[Stored entries]
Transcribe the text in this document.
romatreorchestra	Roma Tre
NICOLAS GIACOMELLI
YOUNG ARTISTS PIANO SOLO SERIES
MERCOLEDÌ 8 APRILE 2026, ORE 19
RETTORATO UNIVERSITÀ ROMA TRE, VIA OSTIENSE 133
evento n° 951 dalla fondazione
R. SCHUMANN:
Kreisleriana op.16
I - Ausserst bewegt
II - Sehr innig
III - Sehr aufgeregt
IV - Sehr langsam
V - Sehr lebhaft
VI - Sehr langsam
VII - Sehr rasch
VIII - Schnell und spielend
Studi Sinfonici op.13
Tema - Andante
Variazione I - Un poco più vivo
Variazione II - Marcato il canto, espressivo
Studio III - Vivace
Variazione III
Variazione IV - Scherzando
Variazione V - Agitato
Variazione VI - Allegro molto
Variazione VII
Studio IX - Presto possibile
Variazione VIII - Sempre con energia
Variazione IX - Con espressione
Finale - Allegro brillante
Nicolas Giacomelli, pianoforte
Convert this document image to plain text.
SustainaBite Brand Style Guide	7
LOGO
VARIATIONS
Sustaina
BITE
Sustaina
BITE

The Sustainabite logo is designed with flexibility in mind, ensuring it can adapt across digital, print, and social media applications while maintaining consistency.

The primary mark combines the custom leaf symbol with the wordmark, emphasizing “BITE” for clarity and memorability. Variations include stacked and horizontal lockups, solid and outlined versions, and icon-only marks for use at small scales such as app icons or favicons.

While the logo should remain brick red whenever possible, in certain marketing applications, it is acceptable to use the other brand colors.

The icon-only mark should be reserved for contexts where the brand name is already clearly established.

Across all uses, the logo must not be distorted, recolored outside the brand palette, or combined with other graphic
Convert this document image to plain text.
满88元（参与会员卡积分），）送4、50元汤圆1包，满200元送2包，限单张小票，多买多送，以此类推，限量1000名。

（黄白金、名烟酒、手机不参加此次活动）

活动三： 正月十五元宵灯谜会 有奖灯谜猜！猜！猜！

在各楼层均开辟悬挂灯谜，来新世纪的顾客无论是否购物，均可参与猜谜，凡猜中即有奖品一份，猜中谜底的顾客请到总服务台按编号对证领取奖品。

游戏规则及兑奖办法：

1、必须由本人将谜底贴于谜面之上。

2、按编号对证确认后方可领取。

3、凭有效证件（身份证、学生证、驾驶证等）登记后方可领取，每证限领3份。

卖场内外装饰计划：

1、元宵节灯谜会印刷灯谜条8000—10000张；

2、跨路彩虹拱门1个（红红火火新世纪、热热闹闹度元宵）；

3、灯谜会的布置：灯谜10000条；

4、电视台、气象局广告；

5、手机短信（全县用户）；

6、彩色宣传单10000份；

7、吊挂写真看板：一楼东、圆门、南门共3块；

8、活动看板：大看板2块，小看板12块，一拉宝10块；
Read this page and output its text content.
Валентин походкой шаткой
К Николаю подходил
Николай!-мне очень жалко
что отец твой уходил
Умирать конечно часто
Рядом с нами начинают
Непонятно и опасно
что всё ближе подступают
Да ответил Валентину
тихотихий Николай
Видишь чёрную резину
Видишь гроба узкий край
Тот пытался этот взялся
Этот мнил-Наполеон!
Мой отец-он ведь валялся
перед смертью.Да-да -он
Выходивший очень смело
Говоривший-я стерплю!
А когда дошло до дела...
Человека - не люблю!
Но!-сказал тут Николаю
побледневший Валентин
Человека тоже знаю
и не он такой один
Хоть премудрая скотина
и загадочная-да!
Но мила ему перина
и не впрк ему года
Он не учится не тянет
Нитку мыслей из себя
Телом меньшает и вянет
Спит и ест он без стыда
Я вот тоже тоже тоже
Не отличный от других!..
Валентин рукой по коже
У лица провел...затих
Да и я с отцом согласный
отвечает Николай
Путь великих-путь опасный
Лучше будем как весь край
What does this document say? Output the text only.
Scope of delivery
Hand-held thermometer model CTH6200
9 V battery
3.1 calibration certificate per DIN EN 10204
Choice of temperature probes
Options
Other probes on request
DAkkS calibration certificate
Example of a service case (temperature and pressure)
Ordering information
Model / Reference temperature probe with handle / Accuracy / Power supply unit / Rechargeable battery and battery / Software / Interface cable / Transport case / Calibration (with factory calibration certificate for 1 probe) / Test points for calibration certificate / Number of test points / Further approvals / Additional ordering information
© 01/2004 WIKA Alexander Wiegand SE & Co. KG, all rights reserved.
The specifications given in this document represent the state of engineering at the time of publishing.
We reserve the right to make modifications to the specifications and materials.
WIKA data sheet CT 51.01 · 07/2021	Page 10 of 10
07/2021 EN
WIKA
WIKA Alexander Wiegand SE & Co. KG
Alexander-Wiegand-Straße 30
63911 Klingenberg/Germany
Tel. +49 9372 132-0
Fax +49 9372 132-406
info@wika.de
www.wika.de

Work to complete:
Check each line above for the string "reserved" and report how many lines have it, giving only the number.

Full solution:
2